> **Task to carry out**
Write out the material below word for word, from its first line through the line containing "- rank-badge: 10級: [1398, 520, 1516, 602]", and stop there.

> **Records for this exercise**
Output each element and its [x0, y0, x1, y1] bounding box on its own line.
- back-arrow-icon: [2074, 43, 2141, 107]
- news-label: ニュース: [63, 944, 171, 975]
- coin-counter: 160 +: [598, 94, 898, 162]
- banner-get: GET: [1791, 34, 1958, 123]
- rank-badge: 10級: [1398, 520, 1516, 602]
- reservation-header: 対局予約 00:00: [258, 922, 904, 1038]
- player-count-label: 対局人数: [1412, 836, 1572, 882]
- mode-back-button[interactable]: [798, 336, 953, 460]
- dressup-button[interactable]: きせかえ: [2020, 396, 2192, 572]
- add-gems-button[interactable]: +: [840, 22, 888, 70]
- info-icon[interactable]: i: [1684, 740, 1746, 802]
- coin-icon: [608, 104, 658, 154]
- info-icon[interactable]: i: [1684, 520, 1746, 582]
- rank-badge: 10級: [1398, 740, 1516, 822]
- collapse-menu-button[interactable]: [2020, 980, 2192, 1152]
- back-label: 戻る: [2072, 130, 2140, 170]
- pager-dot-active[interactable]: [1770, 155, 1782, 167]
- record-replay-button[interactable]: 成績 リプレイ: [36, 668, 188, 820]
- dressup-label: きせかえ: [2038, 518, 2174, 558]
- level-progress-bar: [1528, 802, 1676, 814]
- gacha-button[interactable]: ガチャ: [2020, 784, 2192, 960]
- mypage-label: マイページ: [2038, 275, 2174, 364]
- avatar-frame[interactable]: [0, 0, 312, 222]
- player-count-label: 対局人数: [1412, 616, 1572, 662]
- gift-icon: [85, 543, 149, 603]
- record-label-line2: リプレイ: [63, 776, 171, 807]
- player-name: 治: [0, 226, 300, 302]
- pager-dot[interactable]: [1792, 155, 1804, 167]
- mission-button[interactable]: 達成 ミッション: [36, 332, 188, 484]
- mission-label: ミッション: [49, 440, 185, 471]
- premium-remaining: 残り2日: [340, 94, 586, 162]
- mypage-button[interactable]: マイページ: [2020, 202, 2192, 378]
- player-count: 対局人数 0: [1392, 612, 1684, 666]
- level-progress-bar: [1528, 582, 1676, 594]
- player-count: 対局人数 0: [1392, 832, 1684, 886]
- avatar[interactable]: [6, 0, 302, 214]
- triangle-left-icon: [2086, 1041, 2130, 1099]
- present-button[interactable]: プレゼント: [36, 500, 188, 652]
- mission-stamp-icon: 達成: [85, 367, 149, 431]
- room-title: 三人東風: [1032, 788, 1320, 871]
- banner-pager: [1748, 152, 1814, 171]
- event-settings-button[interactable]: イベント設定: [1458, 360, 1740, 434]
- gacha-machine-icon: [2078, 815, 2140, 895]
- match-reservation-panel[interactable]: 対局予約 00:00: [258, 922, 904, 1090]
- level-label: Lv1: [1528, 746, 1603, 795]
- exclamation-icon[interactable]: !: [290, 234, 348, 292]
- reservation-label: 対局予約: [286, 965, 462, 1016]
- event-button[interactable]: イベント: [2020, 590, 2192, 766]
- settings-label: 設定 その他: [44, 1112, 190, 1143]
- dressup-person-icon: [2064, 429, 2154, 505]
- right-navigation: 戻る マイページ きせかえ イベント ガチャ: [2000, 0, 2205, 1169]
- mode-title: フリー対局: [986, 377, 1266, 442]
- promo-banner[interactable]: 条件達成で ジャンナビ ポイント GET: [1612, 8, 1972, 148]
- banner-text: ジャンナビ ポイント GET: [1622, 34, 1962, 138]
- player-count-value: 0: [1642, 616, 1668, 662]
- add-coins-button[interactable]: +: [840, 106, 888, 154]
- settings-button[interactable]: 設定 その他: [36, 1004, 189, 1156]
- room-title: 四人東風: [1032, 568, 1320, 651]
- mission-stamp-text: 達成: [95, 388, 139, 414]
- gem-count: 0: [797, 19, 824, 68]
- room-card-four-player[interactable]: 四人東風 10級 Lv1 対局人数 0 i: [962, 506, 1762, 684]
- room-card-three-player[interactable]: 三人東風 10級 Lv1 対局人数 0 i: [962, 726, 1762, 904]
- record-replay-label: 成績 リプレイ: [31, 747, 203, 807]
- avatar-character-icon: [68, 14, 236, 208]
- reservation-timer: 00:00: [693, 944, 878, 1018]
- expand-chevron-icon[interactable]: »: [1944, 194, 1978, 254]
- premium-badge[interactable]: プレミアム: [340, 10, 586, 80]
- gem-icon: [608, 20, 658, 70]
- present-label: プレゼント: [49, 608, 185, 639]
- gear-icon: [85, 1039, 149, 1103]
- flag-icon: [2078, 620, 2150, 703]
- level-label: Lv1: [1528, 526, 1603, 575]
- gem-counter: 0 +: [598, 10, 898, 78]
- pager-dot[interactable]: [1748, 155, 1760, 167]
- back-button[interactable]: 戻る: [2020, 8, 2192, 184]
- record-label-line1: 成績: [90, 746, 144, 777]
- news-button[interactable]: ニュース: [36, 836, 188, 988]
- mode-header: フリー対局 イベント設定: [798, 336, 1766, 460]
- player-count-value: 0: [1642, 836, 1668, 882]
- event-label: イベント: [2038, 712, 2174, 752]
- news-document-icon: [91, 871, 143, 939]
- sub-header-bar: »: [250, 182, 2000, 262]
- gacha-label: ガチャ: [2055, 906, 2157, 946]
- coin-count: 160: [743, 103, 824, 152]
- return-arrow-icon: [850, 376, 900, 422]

> **Output**
Output each element and its [x0, y0, x1, y1] bounding box on its own line.
- back-arrow-icon: [2074, 43, 2141, 107]
- news-label: ニュース: [63, 944, 171, 975]
- coin-counter: 160 +: [598, 94, 898, 162]
- banner-get: GET: [1791, 34, 1958, 123]
- rank-badge: 10級: [1398, 520, 1516, 602]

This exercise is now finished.